[Source data]

begin

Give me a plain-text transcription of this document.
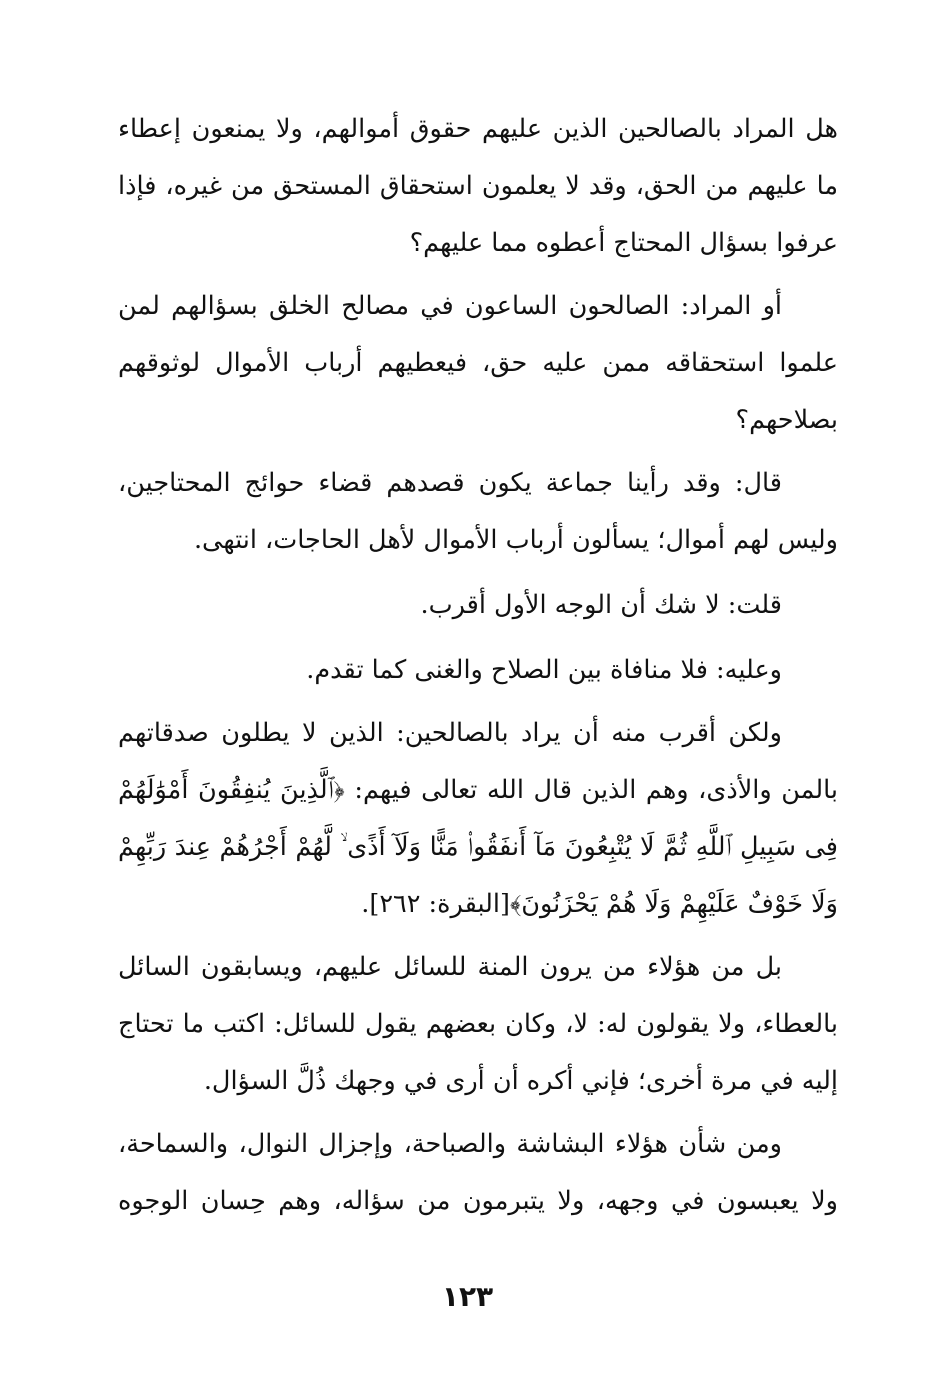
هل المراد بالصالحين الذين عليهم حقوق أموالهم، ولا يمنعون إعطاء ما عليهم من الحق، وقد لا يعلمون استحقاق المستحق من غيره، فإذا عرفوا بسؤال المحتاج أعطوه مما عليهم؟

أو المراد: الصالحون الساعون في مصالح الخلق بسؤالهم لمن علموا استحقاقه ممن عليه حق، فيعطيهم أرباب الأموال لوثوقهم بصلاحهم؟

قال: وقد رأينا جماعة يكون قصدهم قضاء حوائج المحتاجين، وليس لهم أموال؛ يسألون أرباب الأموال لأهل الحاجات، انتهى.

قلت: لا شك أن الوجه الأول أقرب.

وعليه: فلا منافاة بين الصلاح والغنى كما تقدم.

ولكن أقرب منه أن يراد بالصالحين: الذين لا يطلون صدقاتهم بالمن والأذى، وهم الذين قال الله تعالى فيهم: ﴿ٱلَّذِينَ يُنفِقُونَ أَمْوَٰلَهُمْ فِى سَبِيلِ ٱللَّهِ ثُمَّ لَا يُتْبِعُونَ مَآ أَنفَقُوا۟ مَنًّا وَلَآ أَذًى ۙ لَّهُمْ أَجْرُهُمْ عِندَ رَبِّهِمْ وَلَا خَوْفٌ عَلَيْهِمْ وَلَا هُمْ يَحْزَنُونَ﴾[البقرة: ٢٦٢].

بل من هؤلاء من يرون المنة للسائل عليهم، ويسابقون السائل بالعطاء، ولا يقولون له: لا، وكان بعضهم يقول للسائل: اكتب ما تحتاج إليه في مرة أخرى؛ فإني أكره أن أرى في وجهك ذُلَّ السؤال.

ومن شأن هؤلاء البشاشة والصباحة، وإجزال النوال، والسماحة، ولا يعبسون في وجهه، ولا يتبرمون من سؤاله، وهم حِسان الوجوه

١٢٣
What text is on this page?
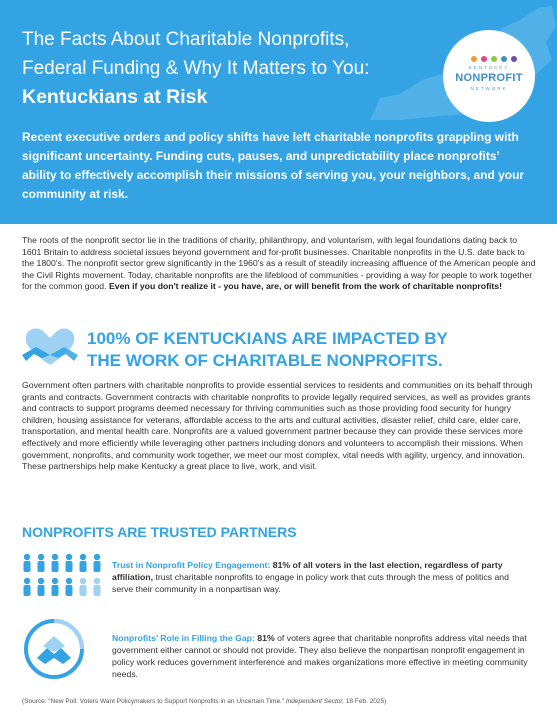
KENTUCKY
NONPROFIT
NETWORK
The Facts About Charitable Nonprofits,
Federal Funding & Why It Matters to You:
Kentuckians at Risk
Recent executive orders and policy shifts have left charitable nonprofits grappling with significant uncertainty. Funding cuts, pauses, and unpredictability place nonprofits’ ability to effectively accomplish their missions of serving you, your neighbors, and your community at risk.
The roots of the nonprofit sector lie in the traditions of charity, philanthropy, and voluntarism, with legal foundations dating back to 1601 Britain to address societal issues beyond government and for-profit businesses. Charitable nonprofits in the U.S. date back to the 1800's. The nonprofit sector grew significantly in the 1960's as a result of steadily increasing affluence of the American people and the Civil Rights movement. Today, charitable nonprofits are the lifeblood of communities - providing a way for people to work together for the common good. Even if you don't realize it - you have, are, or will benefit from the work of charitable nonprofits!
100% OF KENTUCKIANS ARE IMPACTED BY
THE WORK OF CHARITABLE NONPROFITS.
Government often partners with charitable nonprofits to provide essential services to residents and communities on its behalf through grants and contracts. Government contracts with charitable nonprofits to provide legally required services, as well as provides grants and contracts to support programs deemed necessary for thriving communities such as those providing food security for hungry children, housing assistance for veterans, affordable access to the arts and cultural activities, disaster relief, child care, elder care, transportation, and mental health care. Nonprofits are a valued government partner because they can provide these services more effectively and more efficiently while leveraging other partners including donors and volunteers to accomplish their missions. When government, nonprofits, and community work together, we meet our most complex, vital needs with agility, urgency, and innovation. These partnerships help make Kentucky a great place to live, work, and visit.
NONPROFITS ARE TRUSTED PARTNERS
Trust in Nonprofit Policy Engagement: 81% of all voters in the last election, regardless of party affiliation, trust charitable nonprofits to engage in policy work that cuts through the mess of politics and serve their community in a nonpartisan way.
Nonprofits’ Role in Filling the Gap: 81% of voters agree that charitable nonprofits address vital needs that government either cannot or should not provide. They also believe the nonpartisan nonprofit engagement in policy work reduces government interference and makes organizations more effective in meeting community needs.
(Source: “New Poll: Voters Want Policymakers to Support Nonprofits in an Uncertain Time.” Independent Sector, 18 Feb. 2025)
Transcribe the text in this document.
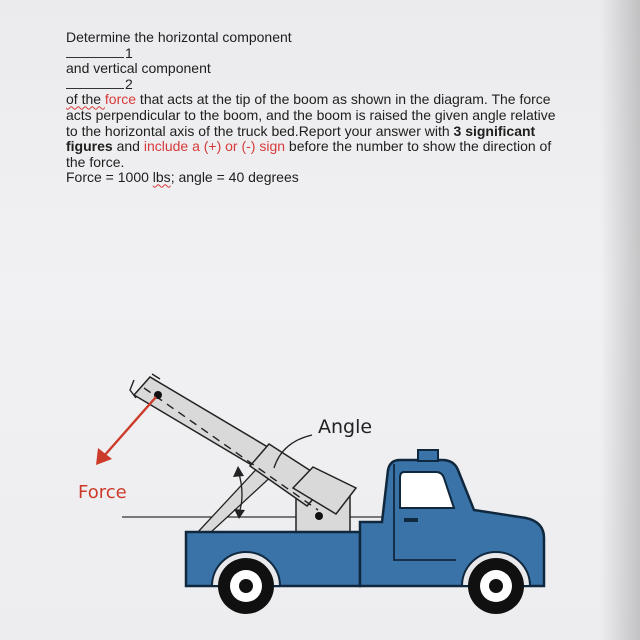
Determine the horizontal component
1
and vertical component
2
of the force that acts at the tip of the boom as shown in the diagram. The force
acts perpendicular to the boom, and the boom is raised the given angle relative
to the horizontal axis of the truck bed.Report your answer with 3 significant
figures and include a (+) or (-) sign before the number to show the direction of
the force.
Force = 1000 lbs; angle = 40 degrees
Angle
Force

end

EXERCISE REQUIREMENTS: Leave out all images, then reproduce the entries above exactly.

THE OUTPUT:
Give me a plain-text transcription of this document.
هل المراد بالصالحين الذين عليهم حقوق أموالهم، ولا يمنعون إعطاء ما عليهم من الحق، وقد لا يعلمون استحقاق المستحق من غيره، فإذا عرفوا بسؤال المحتاج أعطوه مما عليهم؟

أو المراد: الصالحون الساعون في مصالح الخلق بسؤالهم لمن علموا استحقاقه ممن عليه حق، فيعطيهم أرباب الأموال لوثوقهم بصلاحهم؟

قال: وقد رأينا جماعة يكون قصدهم قضاء حوائج المحتاجين، وليس لهم أموال؛ يسألون أرباب الأموال لأهل الحاجات، انتهى.

قلت: لا شك أن الوجه الأول أقرب.

وعليه: فلا منافاة بين الصلاح والغنى كما تقدم.

ولكن أقرب منه أن يراد بالصالحين: الذين لا يطلون صدقاتهم بالمن والأذى، وهم الذين قال الله تعالى فيهم: ﴿ٱلَّذِينَ يُنفِقُونَ أَمْوَٰلَهُمْ فِى سَبِيلِ ٱللَّهِ ثُمَّ لَا يُتْبِعُونَ مَآ أَنفَقُوا۟ مَنًّا وَلَآ أَذًى ۙ لَّهُمْ أَجْرُهُمْ عِندَ رَبِّهِمْ وَلَا خَوْفٌ عَلَيْهِمْ وَلَا هُمْ يَحْزَنُونَ﴾[البقرة: ٢٦٢].

بل من هؤلاء من يرون المنة للسائل عليهم، ويسابقون السائل بالعطاء، ولا يقولون له: لا، وكان بعضهم يقول للسائل: اكتب ما تحتاج إليه في مرة أخرى؛ فإني أكره أن أرى في وجهك ذُلَّ السؤال.

ومن شأن هؤلاء البشاشة والصباحة، وإجزال النوال، والسماحة، ولا يعبسون في وجهه، ولا يتبرمون من سؤاله، وهم حِسان الوجوه

١٢٣
What text is on this page?
KENTUCKY
NONPROFIT
NETWORK
The Facts About Charitable Nonprofits,
Federal Funding & Why It Matters to You:
Kentuckians at Risk
Recent executive orders and policy shifts have left charitable nonprofits grappling with significant uncertainty. Funding cuts, pauses, and unpredictability place nonprofits’ ability to effectively accomplish their missions of serving you, your neighbors, and your community at risk.
The roots of the nonprofit sector lie in the traditions of charity, philanthropy, and voluntarism, with legal foundations dating back to 1601 Britain to address societal issues beyond government and for-profit businesses. Charitable nonprofits in the U.S. date back to the 1800's. The nonprofit sector grew significantly in the 1960's as a result of steadily increasing affluence of the American people and the Civil Rights movement. Today, charitable nonprofits are the lifeblood of communities - providing a way for people to work together for the common good. Even if you don't realize it - you have, are, or will benefit from the work of charitable nonprofits!
100% OF KENTUCKIANS ARE IMPACTED BY
THE WORK OF CHARITABLE NONPROFITS.
Government often partners with charitable nonprofits to provide essential services to residents and communities on its behalf through grants and contracts. Government contracts with charitable nonprofits to provide legally required services, as well as provides grants and contracts to support programs deemed necessary for thriving communities such as those providing food security for hungry children, housing assistance for veterans, affordable access to the arts and cultural activities, disaster relief, child care, elder care, transportation, and mental health care. Nonprofits are a valued government partner because they can provide these services more effectively and more efficiently while leveraging other partners including donors and volunteers to accomplish their missions. When government, nonprofits, and community work together, we meet our most complex, vital needs with agility, urgency, and innovation. These partnerships help make Kentucky a great place to live, work, and visit.
NONPROFITS ARE TRUSTED PARTNERS
Trust in Nonprofit Policy Engagement: 81% of all voters in the last election, regardless of party affiliation, trust charitable nonprofits to engage in policy work that cuts through the mess of politics and serve their community in a nonpartisan way.
Nonprofits’ Role in Filling the Gap: 81% of voters agree that charitable nonprofits address vital needs that government either cannot or should not provide. They also believe the nonpartisan nonprofit engagement in policy work reduces government interference and makes organizations more effective in meeting community needs.
(Source: “New Poll: Voters Want Policymakers to Support Nonprofits in an Uncertain Time.” Independent Sector, 18 Feb. 2025)
Transcribe the text in this document.
Determine the horizontal component
1
and vertical component
2
of the force that acts at the tip of the boom as shown in the diagram. The force
acts perpendicular to the boom, and the boom is raised the given angle relative
to the horizontal axis of the truck bed.Report your answer with 3 significant
figures and include a (+) or (-) sign before the number to show the direction of
the force.
Force = 1000 lbs; angle = 40 degrees
Angle
Force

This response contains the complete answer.